- [Work to do]
Pull out every line in the data that has the string "elit" in it.

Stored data
'''

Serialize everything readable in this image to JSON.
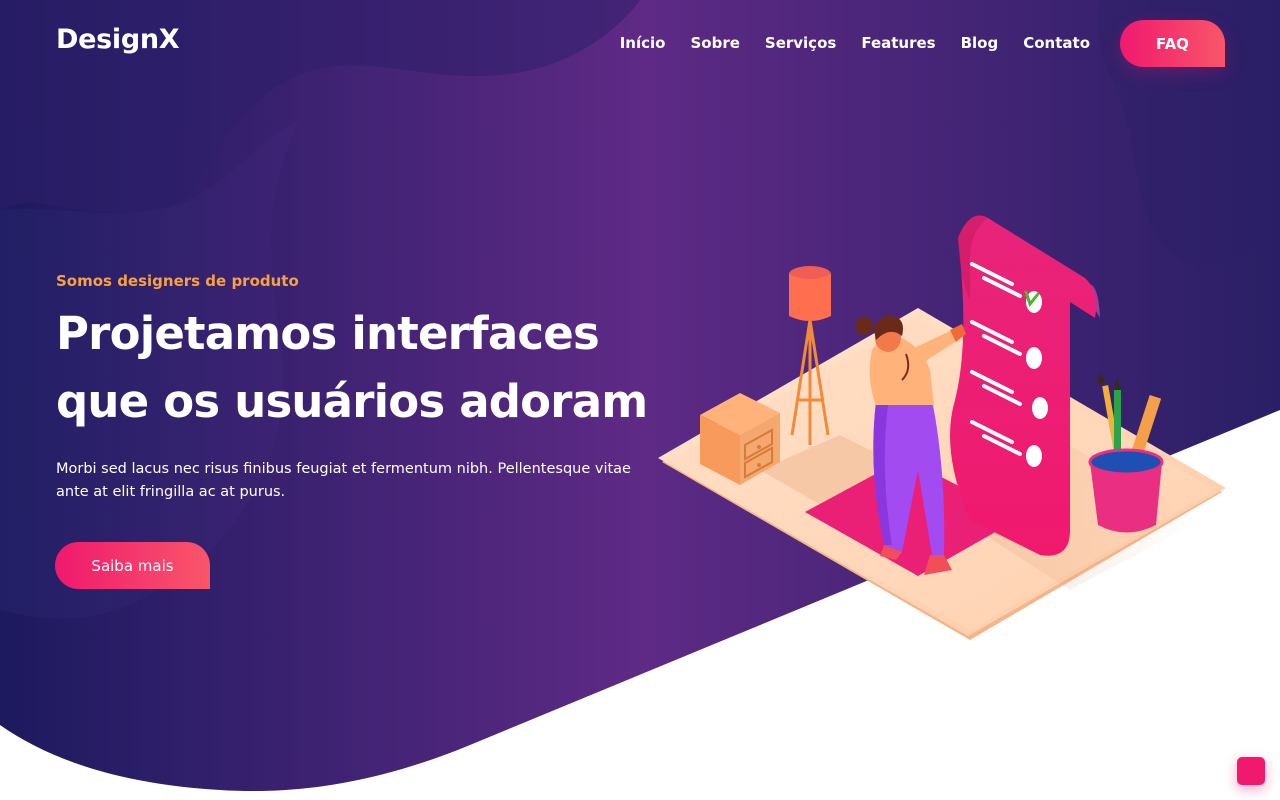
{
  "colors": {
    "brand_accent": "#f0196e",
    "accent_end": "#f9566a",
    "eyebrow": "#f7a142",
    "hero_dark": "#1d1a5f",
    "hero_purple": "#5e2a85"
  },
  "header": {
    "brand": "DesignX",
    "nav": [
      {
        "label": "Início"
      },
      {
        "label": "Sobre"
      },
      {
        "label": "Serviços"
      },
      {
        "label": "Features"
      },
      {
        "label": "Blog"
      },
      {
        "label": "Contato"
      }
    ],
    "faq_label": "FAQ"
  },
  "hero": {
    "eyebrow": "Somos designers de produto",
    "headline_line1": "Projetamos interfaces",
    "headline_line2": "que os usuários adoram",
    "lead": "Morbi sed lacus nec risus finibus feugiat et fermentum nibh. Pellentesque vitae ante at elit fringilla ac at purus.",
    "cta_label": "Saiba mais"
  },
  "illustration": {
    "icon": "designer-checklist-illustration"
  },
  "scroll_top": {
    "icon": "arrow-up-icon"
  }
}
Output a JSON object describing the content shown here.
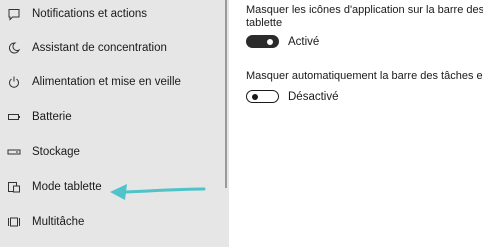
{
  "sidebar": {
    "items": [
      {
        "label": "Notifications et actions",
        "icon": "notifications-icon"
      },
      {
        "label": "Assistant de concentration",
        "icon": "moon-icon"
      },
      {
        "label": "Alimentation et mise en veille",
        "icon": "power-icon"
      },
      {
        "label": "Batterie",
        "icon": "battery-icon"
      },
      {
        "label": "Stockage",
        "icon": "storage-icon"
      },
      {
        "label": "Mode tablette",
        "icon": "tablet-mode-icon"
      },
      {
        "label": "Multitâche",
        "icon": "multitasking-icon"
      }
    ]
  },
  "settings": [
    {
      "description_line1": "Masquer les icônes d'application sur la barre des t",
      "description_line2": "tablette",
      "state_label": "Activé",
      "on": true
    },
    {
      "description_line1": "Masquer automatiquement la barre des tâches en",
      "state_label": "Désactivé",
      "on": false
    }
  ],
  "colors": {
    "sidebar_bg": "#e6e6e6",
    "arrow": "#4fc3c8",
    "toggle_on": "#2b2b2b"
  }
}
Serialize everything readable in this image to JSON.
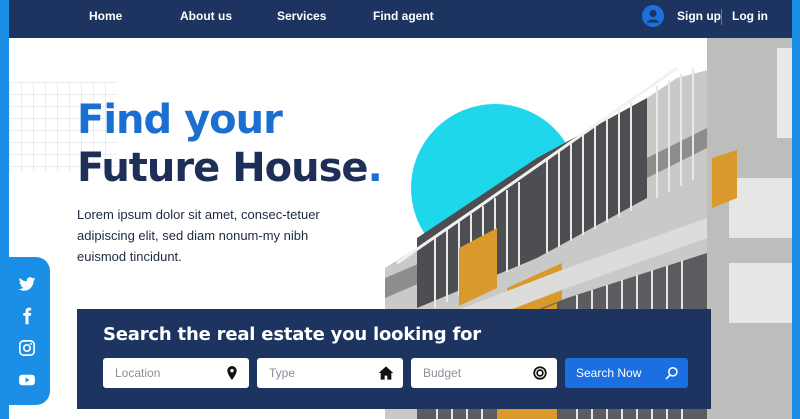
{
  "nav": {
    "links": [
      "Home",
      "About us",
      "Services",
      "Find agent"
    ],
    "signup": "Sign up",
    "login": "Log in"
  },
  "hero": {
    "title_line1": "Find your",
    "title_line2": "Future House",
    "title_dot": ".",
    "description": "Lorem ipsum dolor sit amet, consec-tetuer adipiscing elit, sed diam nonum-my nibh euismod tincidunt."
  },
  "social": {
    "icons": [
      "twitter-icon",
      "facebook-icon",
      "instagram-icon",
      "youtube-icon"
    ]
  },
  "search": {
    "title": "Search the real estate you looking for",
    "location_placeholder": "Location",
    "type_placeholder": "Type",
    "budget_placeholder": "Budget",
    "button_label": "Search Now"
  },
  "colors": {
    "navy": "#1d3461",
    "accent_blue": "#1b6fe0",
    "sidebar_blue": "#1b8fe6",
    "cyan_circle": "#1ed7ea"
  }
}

'''
'''

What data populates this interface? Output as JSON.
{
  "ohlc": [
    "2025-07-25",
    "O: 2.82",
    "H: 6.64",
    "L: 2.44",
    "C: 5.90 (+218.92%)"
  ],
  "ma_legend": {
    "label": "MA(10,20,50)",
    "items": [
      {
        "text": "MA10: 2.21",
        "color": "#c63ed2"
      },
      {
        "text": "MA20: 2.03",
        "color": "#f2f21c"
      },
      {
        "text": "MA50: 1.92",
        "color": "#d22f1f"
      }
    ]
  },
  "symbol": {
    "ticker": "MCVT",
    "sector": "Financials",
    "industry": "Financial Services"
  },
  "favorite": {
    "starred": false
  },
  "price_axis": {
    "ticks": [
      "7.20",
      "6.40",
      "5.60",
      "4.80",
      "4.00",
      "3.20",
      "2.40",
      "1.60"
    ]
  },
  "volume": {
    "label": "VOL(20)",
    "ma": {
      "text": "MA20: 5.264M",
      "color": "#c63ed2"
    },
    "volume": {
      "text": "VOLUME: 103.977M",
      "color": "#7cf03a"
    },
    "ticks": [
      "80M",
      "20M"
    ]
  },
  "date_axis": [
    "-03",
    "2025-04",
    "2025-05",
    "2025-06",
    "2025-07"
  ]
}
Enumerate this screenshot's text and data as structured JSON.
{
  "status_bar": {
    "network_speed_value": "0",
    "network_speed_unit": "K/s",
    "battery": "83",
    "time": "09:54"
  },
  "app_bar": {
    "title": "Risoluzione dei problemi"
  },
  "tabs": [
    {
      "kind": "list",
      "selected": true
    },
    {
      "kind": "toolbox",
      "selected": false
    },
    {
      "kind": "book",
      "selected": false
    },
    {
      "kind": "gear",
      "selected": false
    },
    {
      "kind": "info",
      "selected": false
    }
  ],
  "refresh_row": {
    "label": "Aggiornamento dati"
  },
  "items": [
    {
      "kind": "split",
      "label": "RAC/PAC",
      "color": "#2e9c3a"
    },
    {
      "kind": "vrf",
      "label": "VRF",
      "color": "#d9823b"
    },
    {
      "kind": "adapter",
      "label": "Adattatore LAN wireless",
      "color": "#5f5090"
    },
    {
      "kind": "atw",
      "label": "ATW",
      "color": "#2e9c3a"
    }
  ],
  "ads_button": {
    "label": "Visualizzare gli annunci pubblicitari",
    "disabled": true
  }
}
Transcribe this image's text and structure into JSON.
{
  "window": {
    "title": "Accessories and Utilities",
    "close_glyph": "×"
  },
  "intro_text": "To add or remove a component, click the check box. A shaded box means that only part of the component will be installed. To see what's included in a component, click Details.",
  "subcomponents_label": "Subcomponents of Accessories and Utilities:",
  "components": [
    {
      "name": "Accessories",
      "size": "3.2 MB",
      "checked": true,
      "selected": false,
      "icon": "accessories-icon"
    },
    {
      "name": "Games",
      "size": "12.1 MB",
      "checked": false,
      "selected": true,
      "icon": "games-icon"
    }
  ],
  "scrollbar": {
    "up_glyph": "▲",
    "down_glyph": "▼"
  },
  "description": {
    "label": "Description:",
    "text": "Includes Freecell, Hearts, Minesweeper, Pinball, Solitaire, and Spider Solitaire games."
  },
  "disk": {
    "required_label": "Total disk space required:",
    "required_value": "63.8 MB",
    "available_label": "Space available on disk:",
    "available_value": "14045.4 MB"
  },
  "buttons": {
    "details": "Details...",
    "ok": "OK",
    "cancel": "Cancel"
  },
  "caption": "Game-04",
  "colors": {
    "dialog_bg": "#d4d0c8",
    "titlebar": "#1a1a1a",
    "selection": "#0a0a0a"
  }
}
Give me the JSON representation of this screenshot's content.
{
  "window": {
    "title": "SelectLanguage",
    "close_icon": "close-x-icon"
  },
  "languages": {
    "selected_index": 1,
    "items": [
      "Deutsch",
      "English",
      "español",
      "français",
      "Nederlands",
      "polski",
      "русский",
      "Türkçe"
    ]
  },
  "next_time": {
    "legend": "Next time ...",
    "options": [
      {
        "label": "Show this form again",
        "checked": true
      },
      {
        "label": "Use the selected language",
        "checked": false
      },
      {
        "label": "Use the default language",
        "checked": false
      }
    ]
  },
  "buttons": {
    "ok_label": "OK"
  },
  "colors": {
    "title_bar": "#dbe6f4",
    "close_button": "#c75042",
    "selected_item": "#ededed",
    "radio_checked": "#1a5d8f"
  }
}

'''

- [Result]
    "lead": "Morbi sed lacus nec risus finibus feugiat et fermentum nibh. Pellentesque vitae ante at elit fringilla ac at purus.",
    "description": "Lorem ipsum dolor sit amet, consec-tetuer adipiscing elit, sed diam nonum-my nibh euismod tincidunt."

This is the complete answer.